## Records
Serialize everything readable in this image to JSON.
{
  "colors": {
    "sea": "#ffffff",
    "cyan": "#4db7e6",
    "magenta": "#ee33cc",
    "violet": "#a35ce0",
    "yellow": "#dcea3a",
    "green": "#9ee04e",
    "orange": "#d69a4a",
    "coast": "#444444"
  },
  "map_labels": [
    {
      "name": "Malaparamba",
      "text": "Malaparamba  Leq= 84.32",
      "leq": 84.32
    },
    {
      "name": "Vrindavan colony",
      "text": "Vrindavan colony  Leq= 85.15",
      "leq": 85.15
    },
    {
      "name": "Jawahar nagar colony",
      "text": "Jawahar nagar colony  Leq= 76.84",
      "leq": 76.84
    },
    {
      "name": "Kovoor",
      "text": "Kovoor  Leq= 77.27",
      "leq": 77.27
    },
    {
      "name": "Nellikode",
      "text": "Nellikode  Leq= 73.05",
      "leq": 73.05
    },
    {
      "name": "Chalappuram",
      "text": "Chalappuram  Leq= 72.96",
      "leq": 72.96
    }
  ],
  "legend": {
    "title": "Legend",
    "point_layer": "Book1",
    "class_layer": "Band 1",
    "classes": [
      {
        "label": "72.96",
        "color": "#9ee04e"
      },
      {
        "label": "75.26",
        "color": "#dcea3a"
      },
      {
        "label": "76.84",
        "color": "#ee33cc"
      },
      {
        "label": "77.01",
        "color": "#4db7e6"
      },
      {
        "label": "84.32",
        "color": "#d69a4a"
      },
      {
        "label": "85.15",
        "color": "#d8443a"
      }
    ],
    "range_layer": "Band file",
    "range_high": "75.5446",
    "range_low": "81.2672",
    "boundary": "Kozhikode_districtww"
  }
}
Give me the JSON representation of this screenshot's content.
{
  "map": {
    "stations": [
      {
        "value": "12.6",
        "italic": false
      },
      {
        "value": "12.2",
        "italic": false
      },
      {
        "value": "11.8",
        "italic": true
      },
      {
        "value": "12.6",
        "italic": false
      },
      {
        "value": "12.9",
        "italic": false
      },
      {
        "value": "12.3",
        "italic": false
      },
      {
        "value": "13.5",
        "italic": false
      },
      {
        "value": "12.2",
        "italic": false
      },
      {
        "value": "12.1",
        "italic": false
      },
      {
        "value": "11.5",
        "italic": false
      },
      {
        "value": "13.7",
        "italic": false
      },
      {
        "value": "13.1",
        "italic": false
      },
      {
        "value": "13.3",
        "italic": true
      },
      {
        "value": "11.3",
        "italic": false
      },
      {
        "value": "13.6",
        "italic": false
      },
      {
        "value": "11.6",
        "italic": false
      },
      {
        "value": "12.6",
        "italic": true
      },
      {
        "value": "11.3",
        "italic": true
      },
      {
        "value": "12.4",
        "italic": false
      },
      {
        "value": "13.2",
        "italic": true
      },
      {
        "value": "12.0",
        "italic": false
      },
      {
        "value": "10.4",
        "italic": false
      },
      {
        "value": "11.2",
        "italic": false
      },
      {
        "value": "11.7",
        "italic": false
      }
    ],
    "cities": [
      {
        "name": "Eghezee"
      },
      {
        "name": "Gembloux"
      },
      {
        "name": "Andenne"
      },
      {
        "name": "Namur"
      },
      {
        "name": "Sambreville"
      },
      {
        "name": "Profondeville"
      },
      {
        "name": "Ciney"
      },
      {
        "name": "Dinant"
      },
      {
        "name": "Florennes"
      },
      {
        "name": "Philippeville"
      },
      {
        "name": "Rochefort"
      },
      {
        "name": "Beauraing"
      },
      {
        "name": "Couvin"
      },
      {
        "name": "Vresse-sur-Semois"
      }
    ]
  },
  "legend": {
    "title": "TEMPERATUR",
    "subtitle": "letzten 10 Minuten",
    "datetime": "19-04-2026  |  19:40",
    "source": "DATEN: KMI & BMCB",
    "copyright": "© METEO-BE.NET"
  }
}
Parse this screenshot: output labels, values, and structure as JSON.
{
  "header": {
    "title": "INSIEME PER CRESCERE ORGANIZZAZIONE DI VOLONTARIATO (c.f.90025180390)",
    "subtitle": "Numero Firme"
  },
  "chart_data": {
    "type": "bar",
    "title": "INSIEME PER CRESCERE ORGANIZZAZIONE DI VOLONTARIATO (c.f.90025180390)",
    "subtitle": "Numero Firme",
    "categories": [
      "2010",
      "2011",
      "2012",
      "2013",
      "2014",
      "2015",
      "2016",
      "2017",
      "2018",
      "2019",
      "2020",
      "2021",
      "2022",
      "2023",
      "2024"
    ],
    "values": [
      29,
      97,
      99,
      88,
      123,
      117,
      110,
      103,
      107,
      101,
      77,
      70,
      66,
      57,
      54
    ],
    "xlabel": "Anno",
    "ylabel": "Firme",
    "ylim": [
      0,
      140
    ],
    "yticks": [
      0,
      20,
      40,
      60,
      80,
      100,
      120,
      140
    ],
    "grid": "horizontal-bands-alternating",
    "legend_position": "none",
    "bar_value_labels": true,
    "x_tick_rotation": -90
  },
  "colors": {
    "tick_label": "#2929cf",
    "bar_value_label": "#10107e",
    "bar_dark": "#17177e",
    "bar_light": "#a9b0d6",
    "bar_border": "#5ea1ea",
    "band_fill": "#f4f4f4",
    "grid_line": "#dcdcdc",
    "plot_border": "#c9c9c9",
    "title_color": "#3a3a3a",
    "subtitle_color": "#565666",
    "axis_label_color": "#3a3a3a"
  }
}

## Task objective
Select every line where the word "values" occurs.

## Exercise output
Parse this screenshot: output labels, values, and structure as JSON.
    "values": [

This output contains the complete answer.